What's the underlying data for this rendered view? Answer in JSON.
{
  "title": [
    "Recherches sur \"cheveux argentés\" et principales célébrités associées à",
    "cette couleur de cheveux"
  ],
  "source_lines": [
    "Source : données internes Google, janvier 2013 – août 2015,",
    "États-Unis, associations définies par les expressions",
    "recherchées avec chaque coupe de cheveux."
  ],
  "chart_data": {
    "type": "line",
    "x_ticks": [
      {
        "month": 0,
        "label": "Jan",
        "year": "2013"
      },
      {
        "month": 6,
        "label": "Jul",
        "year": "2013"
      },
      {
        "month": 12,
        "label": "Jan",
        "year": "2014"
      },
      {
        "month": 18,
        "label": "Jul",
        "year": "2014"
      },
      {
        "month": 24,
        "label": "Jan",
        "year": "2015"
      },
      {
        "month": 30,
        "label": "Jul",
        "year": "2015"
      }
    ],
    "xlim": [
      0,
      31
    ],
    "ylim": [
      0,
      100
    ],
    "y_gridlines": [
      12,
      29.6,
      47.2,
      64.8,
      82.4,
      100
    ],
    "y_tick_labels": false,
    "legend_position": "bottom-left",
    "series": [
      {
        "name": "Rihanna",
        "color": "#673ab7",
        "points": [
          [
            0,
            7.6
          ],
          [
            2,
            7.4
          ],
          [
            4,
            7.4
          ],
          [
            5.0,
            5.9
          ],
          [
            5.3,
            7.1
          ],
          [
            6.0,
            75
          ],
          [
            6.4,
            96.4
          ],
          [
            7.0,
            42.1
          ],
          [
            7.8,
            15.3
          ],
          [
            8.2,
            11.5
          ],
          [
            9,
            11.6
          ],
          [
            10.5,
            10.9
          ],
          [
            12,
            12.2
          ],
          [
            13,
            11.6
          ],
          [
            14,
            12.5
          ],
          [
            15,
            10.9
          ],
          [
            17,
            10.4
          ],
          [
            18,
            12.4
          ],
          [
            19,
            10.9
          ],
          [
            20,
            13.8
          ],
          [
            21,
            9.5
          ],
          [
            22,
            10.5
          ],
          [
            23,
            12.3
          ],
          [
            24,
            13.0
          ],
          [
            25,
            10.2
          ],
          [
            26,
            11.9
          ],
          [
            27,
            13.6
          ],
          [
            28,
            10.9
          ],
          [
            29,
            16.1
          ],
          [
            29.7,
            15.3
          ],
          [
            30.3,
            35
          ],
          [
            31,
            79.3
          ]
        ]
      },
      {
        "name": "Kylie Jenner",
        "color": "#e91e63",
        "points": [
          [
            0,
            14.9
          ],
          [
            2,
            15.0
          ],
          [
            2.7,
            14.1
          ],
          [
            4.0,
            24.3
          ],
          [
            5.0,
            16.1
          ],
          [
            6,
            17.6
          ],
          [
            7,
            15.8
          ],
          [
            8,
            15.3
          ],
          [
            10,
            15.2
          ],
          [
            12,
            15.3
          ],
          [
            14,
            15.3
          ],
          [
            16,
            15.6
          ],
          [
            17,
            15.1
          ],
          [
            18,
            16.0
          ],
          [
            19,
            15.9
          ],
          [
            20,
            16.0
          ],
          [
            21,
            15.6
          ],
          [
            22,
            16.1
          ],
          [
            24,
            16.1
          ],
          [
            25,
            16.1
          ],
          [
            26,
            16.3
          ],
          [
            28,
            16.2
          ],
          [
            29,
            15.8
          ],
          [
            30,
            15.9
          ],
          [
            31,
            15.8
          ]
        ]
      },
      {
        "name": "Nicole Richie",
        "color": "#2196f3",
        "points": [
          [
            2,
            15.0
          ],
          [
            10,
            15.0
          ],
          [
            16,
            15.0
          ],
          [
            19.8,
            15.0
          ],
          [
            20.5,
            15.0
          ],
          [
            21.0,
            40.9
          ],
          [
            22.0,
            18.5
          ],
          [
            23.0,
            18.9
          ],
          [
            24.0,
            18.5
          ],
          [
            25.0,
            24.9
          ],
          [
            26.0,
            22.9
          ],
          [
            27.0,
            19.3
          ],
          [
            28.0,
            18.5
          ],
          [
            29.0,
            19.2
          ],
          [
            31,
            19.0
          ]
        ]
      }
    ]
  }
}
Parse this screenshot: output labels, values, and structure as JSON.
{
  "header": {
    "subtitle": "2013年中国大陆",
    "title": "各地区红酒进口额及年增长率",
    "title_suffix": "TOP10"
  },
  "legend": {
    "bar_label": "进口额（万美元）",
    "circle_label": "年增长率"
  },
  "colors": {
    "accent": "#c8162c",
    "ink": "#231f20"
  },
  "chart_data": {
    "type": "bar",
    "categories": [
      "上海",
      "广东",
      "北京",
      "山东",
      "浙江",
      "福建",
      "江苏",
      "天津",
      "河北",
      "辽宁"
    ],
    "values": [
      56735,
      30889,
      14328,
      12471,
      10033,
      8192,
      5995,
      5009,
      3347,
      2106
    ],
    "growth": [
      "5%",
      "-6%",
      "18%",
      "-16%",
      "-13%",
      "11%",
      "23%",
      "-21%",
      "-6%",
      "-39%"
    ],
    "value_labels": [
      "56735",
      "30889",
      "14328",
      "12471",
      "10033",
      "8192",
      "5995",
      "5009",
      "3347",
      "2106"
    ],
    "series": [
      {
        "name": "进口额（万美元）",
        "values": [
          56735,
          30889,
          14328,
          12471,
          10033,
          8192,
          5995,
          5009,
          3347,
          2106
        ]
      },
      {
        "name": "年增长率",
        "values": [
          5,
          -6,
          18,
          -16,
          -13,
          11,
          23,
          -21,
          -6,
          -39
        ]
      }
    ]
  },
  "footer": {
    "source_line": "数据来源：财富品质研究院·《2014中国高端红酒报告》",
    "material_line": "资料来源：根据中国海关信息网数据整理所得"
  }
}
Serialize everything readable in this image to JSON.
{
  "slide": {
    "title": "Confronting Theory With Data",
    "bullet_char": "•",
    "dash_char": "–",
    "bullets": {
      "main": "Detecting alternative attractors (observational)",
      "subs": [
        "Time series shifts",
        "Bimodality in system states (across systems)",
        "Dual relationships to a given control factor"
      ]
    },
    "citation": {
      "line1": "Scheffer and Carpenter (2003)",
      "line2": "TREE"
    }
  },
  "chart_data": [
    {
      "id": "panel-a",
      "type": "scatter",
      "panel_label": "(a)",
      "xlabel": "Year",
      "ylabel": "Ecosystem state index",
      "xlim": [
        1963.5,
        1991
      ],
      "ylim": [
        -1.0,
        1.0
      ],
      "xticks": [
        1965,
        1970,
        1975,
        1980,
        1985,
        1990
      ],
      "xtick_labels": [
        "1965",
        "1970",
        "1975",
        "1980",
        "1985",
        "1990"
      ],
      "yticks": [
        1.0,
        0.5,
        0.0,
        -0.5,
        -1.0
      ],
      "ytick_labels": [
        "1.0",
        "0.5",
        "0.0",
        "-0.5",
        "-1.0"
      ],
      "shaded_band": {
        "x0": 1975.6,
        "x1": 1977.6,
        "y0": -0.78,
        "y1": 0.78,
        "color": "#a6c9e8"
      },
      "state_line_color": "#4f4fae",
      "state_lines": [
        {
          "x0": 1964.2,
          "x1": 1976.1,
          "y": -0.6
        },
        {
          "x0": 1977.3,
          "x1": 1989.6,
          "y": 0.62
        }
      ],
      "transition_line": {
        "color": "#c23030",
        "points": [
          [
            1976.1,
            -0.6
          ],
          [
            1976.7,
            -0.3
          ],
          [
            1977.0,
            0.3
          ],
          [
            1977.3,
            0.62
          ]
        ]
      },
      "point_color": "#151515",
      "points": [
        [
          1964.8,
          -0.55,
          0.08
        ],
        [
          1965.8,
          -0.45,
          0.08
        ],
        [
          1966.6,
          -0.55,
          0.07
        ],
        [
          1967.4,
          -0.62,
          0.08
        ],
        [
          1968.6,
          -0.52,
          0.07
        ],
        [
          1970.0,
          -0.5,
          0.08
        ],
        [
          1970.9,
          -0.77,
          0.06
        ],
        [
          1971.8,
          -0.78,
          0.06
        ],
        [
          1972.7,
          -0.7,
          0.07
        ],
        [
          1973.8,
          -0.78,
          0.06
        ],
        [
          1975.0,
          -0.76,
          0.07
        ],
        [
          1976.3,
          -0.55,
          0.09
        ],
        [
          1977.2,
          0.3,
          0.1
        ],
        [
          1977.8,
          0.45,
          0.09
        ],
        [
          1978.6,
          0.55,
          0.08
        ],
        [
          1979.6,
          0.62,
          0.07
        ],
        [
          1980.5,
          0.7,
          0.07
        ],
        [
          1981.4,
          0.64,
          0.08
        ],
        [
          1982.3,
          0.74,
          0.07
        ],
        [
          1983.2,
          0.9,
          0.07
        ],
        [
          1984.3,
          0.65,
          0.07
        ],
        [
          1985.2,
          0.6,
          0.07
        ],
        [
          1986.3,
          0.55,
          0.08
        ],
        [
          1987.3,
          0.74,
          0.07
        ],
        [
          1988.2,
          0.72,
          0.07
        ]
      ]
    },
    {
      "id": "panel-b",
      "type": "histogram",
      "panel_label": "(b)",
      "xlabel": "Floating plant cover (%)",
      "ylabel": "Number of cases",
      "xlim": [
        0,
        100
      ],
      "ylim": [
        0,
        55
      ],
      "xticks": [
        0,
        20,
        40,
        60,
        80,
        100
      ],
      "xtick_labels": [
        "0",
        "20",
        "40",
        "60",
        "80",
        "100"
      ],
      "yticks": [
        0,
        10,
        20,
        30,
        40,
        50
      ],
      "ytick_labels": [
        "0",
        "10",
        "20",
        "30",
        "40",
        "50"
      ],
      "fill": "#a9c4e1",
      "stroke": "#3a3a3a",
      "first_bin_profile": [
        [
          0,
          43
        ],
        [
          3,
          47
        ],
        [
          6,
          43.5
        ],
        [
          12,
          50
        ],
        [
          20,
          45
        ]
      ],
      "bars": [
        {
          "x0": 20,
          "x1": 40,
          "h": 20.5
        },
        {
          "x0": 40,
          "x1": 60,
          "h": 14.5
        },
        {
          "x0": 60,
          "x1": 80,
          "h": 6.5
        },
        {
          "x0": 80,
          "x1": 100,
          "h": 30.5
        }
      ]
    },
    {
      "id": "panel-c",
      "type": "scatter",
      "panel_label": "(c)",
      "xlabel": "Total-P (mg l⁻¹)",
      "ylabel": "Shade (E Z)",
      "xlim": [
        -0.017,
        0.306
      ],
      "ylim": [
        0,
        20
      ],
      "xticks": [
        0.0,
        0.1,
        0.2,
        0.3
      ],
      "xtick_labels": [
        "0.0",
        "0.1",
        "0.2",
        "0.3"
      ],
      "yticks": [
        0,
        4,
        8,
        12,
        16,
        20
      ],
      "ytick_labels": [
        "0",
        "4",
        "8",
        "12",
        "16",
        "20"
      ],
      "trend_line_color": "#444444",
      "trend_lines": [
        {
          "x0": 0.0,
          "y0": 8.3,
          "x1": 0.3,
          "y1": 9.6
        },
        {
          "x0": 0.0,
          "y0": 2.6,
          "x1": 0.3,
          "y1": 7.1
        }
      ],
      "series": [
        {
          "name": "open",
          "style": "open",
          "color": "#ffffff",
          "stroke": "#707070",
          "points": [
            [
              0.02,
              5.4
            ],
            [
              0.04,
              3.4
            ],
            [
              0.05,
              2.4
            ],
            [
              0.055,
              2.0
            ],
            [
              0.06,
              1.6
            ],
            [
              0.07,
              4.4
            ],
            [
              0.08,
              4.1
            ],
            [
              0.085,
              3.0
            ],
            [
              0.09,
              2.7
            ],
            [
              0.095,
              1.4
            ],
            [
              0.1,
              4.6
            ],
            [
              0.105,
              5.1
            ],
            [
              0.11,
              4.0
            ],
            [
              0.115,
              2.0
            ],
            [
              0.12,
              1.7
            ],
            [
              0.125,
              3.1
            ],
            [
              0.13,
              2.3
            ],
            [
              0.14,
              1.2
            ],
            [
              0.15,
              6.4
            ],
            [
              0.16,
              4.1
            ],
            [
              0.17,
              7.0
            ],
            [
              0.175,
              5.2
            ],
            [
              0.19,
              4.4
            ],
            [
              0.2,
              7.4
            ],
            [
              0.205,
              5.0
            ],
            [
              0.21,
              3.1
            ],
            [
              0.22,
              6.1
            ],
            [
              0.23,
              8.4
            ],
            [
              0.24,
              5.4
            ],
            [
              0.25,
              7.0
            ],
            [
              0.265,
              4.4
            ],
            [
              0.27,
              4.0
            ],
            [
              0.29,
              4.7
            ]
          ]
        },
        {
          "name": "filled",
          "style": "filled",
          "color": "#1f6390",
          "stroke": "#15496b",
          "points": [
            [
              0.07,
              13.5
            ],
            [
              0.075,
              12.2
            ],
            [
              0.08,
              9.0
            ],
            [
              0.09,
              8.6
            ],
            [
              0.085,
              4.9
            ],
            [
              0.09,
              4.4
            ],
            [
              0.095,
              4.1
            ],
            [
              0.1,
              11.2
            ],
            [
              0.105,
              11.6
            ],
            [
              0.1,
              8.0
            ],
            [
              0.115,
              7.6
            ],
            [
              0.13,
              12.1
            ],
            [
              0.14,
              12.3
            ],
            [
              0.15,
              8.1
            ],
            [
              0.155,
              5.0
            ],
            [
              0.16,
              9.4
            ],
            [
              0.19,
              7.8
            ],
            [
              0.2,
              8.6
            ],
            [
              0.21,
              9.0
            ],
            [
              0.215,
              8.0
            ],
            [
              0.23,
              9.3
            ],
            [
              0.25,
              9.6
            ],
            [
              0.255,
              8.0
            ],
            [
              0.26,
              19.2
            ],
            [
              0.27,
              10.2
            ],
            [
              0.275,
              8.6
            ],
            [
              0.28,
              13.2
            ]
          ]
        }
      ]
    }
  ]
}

* * *

Check every line of the data, and copy the ones that contain "ylabel".

▸ OUTPUT:
      "ylabel": "Ecosystem state index",
      "ylabel": "Number of cases",
      "ylabel": "Shade (E Z)",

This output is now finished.